• What is expected
Find the lines holding the word "label" and collect them.

+++ Dataset records +++

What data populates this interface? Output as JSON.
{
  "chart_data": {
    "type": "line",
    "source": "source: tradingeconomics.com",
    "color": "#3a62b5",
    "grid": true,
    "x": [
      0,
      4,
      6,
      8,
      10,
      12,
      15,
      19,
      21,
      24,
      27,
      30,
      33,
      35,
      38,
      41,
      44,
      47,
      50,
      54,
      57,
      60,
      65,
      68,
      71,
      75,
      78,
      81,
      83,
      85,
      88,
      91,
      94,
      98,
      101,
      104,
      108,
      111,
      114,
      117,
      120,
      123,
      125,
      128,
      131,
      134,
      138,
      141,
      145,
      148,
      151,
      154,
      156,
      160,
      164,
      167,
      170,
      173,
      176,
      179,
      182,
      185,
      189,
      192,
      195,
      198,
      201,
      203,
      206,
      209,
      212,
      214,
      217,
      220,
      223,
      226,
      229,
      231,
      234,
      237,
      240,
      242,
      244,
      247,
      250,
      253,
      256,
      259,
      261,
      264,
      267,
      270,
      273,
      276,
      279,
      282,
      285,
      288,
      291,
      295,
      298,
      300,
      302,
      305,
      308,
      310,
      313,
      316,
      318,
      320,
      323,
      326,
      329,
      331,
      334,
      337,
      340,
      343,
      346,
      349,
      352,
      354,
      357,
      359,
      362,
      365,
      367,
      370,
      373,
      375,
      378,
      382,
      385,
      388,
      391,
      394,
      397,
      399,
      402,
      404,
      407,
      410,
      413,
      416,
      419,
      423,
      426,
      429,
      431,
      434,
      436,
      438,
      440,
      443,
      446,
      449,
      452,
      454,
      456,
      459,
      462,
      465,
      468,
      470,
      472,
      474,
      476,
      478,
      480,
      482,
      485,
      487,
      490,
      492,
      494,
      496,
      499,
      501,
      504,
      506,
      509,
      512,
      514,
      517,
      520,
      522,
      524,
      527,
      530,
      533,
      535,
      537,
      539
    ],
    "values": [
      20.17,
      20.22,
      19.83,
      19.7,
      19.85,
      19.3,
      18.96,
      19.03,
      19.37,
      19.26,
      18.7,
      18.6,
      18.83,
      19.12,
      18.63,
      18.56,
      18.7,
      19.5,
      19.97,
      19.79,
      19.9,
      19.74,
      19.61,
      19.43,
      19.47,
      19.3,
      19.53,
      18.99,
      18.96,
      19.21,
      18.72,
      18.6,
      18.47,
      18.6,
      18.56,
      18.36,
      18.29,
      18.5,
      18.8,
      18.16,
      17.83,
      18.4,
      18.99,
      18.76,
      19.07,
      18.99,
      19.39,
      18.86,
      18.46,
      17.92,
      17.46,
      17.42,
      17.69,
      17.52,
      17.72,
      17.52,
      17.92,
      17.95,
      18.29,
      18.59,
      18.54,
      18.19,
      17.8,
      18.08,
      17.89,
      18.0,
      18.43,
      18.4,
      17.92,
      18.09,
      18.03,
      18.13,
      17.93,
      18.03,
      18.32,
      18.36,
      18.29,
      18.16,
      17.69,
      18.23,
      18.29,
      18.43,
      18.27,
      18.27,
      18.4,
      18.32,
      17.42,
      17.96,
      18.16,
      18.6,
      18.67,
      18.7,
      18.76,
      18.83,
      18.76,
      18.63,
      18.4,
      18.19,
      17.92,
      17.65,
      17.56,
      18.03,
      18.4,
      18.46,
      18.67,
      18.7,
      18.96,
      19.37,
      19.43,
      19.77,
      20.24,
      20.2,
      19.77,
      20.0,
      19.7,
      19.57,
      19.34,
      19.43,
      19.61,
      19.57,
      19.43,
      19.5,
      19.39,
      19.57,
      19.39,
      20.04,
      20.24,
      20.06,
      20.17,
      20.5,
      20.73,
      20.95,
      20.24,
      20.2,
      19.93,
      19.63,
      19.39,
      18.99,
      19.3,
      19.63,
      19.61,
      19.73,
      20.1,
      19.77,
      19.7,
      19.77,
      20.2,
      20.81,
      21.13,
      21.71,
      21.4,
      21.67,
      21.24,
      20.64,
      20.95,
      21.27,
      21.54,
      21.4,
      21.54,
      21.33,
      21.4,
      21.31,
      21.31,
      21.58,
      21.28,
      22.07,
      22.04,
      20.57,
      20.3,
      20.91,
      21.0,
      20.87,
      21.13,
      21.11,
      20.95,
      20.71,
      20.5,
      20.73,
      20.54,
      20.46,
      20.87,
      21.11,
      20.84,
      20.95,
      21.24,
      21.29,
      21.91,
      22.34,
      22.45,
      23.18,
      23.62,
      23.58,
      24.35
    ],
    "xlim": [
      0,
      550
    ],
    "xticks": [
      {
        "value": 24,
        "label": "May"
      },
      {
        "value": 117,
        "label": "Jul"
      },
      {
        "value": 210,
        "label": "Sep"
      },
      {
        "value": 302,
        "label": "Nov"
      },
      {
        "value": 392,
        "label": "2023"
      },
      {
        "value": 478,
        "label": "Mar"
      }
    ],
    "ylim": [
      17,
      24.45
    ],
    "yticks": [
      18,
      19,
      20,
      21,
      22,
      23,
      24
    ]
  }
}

+++

• Written response
        "label": "May"
        "label": "Jul"
        "label": "Sep"
        "label": "Nov"
        "label": "2023"
        "label": "Mar"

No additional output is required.